(Stored data)
_ _ _ _
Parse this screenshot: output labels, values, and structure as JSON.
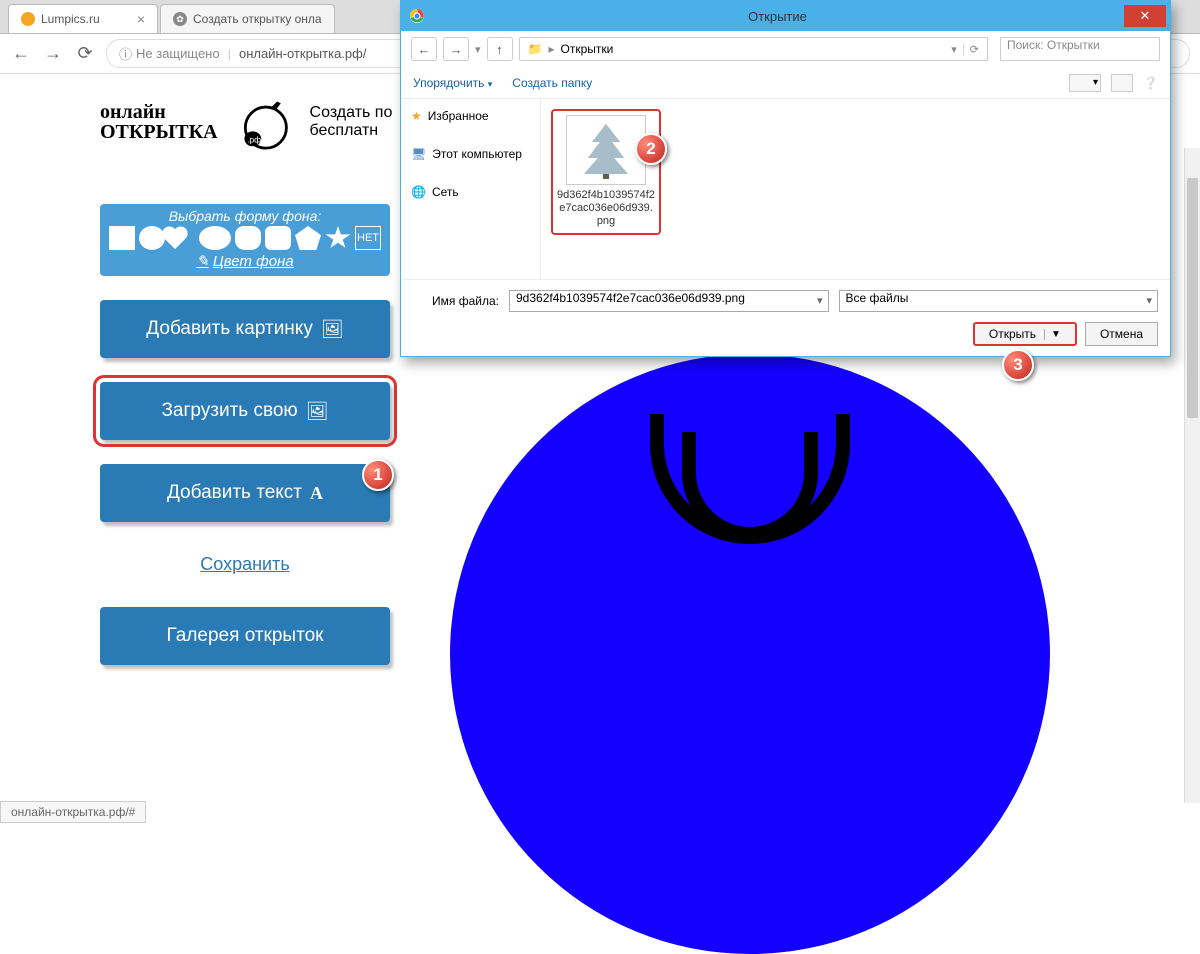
{
  "browser": {
    "tabs": [
      {
        "title": "Lumpics.ru"
      },
      {
        "title": "Создать открытку онла"
      }
    ],
    "security": "Не защищено",
    "url": "онлайн-открытка.рф/"
  },
  "logo": {
    "line1": "онлайн",
    "line2": "ОТКРЫТКА",
    "domain": ".рф",
    "desc_line1": "Создать по",
    "desc_line2": "бесплатн"
  },
  "shape_panel": {
    "title": "Выбрать форму фона:",
    "net_label": "НЕТ",
    "color_label": "Цвет фона"
  },
  "buttons": {
    "add_image": "Добавить картинку",
    "upload_own": "Загрузить свою",
    "add_text": "Добавить текст",
    "save": "Сохранить",
    "gallery": "Галерея открыток"
  },
  "status": "онлайн-открытка.рф/#",
  "dialog": {
    "title": "Открытие",
    "path_item": "Открытки",
    "search_placeholder": "Поиск: Открытки",
    "tool_organize": "Упорядочить",
    "tool_newfolder": "Создать папку",
    "side": {
      "fav": "Избранное",
      "pc": "Этот компьютер",
      "net": "Сеть"
    },
    "file": {
      "name": "9d362f4b1039574f2e7cac036e06d939.png"
    },
    "field_label": "Имя файла:",
    "field_value": "9d362f4b1039574f2e7cac036e06d939.png",
    "filter": "Все файлы",
    "open_btn": "Открыть",
    "cancel_btn": "Отмена"
  },
  "badges": {
    "b1": "1",
    "b2": "2",
    "b3": "3"
  }
}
_ _ _ _
Exclude the images and reproduce the remaining data exactly.

* _WORKED ANSWER_:
Parse this screenshot: output labels, values, and structure as JSON.
{
  "browser": {
    "tabs": [
      {
        "title": "Lumpics.ru"
      },
      {
        "title": "Создать открытку онла"
      }
    ],
    "security": "Не защищено",
    "url": "онлайн-открытка.рф/"
  },
  "logo": {
    "line1": "онлайн",
    "line2": "ОТКРЫТКА",
    "domain": ".рф",
    "desc_line1": "Создать по",
    "desc_line2": "бесплатн"
  },
  "shape_panel": {
    "title": "Выбрать форму фона:",
    "net_label": "НЕТ",
    "color_label": "Цвет фона"
  },
  "buttons": {
    "add_image": "Добавить картинку",
    "upload_own": "Загрузить свою",
    "add_text": "Добавить текст",
    "save": "Сохранить",
    "gallery": "Галерея открыток"
  },
  "status": "онлайн-открытка.рф/#",
  "dialog": {
    "title": "Открытие",
    "path_item": "Открытки",
    "search_placeholder": "Поиск: Открытки",
    "tool_organize": "Упорядочить",
    "tool_newfolder": "Создать папку",
    "side": {
      "fav": "Избранное",
      "pc": "Этот компьютер",
      "net": "Сеть"
    },
    "file": {
      "name": "9d362f4b1039574f2e7cac036e06d939.png"
    },
    "field_label": "Имя файла:",
    "field_value": "9d362f4b1039574f2e7cac036e06d939.png",
    "filter": "Все файлы",
    "open_btn": "Открыть",
    "cancel_btn": "Отмена"
  },
  "badges": {
    "b1": "1",
    "b2": "2",
    "b3": "3"
  }
}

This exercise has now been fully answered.